▶ [Available data]:
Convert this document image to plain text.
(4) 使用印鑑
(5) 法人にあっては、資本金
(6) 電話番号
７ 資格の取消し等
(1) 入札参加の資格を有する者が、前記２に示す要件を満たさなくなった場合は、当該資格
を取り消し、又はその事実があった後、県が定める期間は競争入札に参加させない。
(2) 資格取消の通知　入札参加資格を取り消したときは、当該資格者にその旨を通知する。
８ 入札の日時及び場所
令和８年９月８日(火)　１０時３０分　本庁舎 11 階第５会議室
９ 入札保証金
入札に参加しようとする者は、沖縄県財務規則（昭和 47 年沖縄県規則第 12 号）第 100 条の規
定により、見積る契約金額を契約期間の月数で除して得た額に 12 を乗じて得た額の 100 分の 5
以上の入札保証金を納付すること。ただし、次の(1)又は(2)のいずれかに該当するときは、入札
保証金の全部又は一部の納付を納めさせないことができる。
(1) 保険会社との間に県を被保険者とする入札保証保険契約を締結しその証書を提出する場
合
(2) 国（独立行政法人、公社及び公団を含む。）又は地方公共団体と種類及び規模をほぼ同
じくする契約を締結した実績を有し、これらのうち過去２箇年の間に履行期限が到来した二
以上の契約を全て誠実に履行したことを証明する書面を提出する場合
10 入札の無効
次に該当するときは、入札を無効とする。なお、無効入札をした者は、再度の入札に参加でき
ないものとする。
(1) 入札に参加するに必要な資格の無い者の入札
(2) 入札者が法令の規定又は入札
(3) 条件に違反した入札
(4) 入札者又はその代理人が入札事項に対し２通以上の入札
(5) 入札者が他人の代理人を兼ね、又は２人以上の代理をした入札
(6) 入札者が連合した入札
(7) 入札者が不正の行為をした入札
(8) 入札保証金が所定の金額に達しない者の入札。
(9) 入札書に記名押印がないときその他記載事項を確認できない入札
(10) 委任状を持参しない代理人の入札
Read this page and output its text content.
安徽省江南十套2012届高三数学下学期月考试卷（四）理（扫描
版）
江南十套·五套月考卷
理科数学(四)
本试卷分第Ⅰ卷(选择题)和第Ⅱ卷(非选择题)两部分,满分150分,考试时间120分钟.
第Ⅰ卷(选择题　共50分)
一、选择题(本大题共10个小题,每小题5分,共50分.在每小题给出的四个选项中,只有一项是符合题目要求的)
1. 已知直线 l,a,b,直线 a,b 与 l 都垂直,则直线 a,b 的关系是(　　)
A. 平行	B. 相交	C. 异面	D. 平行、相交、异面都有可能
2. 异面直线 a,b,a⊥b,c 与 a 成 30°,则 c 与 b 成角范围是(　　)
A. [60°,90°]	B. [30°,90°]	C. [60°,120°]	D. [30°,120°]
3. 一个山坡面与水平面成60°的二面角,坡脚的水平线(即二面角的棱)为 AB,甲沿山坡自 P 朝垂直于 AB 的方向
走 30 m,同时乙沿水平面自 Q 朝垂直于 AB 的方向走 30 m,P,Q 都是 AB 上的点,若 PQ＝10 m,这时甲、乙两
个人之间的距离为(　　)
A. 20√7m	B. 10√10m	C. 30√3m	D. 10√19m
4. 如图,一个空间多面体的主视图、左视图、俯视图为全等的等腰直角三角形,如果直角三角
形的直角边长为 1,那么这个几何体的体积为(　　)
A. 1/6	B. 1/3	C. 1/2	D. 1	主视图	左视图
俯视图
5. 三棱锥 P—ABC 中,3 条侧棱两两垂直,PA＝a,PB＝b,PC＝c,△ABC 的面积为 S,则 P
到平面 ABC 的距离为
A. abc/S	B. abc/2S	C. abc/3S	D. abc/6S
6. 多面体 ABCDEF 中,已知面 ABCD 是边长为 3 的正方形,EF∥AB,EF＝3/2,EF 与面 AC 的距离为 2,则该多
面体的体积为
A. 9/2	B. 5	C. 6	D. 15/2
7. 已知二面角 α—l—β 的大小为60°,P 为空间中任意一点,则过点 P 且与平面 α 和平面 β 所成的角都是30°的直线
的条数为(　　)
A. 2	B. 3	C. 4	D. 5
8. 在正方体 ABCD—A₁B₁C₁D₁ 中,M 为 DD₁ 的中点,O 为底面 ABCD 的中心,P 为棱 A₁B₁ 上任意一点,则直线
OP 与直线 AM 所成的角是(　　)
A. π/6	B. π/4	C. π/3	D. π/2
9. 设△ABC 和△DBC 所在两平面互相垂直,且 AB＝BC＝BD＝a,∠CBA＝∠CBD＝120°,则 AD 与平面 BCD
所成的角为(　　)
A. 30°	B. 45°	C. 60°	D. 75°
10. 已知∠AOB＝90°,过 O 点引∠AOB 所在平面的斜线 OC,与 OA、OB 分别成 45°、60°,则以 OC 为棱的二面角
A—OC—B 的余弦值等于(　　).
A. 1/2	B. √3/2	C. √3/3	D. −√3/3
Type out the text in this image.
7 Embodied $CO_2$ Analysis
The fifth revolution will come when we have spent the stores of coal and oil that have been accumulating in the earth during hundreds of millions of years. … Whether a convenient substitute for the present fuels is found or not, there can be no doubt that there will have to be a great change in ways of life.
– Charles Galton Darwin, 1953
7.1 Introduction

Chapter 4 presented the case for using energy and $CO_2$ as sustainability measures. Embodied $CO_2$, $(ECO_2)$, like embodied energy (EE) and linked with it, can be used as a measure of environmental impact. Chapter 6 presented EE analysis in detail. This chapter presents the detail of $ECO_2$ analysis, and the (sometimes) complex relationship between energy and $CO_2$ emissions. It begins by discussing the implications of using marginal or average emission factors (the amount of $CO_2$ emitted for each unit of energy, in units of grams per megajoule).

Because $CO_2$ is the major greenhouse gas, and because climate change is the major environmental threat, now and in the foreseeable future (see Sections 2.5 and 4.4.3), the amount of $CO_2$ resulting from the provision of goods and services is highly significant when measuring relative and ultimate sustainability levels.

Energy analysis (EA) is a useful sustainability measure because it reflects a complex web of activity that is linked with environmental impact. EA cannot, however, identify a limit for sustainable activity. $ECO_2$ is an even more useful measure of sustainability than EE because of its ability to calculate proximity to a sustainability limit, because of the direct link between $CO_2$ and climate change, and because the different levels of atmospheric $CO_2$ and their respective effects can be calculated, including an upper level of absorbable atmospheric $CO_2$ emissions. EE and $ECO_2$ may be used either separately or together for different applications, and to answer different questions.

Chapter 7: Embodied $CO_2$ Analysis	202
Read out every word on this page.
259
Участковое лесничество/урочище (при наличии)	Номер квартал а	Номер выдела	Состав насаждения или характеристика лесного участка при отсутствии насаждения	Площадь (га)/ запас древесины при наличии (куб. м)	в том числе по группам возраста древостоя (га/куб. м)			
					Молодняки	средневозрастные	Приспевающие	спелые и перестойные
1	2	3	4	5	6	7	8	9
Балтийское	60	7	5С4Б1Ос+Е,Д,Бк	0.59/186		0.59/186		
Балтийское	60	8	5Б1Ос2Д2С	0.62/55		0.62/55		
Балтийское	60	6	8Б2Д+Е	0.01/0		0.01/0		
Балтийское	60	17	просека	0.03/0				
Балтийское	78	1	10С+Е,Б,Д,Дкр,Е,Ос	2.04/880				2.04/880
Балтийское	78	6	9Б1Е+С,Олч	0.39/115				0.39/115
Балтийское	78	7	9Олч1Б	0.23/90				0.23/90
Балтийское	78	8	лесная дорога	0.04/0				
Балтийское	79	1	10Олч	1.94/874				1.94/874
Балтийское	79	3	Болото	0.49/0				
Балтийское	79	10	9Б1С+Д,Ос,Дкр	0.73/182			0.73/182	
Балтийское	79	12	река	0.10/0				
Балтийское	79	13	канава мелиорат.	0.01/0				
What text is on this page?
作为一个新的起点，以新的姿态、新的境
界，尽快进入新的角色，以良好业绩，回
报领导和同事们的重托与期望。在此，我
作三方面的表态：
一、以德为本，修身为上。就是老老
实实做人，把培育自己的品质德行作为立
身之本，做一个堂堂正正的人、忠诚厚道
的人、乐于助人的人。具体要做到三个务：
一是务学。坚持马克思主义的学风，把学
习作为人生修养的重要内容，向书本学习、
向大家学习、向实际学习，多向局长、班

▶ [Exercise description]:
Reproduce, exactly and with nothing added, the lines from the one that includes "What text is on this page?" through the last line of the material.

▶ [Solution to the exercise]:
What text is on this page?
作为一个新的起点，以新的姿态、新的境
界，尽快进入新的角色，以良好业绩，回
报领导和同事们的重托与期望。在此，我
作三方面的表态：
一、以德为本，修身为上。就是老老
实实做人，把培育自己的品质德行作为立
身之本，做一个堂堂正正的人、忠诚厚道
的人、乐于助人的人。具体要做到三个务：
一是务学。坚持马克思主义的学风，把学
习作为人生修养的重要内容，向书本学习、
向大家学习、向实际学习，多向局长、班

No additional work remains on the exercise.